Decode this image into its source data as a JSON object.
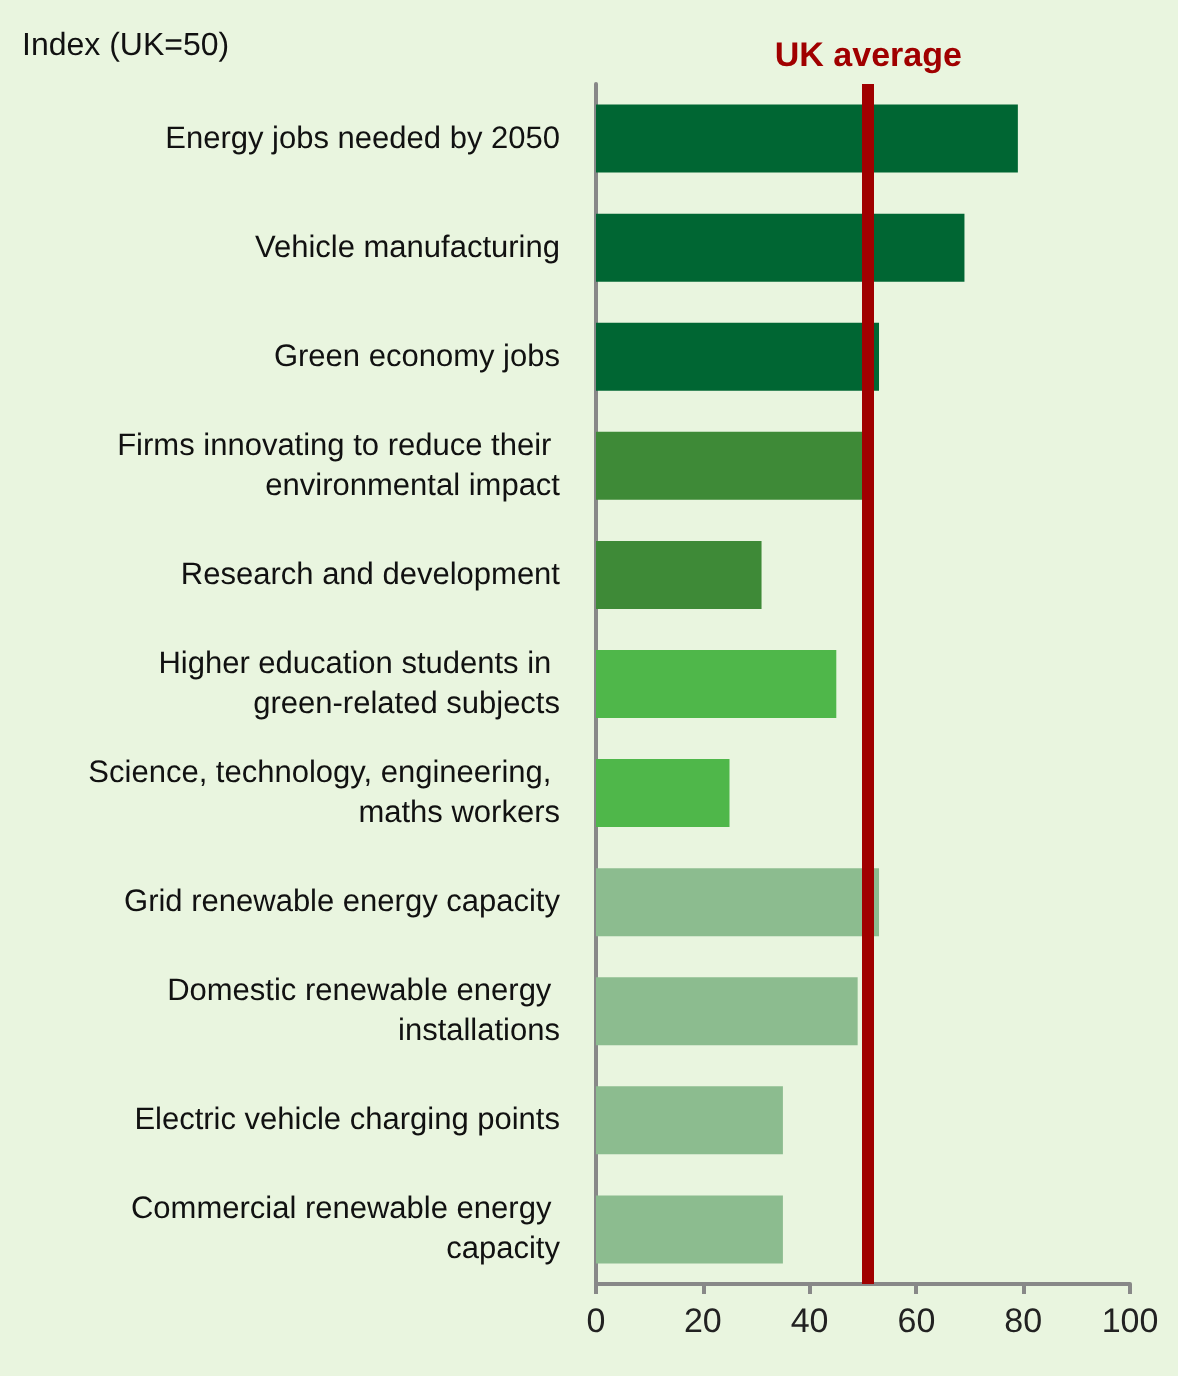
{
  "chart_data": {
    "type": "bar",
    "orientation": "horizontal",
    "xlabel": "Index (UK=50)",
    "categories": [
      "Energy jobs needed by 2050",
      "Vehicle manufacturing",
      "Green economy jobs",
      "Firms innovating to reduce their environmental impact",
      "Research and development",
      "Higher education students in green-related subjects",
      "Science, technology, engineering, maths workers",
      "Grid renewable energy capacity",
      "Domestic renewable energy installations",
      "Electric vehicle charging points",
      "Commercial renewable energy capacity"
    ],
    "values": [
      79,
      69,
      53,
      50,
      31,
      45,
      25,
      53,
      49,
      35,
      35
    ],
    "colors": [
      "#006633",
      "#006633",
      "#006633",
      "#3e8a37",
      "#3e8a37",
      "#4fb74a",
      "#4fb74a",
      "#8cbc8f",
      "#8cbc8f",
      "#8cbc8f",
      "#8cbc8f"
    ],
    "xlim": [
      0,
      100
    ],
    "xticks": [
      0,
      20,
      40,
      60,
      80,
      100
    ],
    "ref_lines": [
      {
        "axis": "x",
        "value": 51,
        "label": "UK average",
        "color": "#a00000"
      }
    ],
    "grid": false
  }
}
——
_STATED GOAL_
Going through the lines above one by one, tally those with the word "renewable" and give only the total.

_SOLUTION TO THIS EXERCISE_
3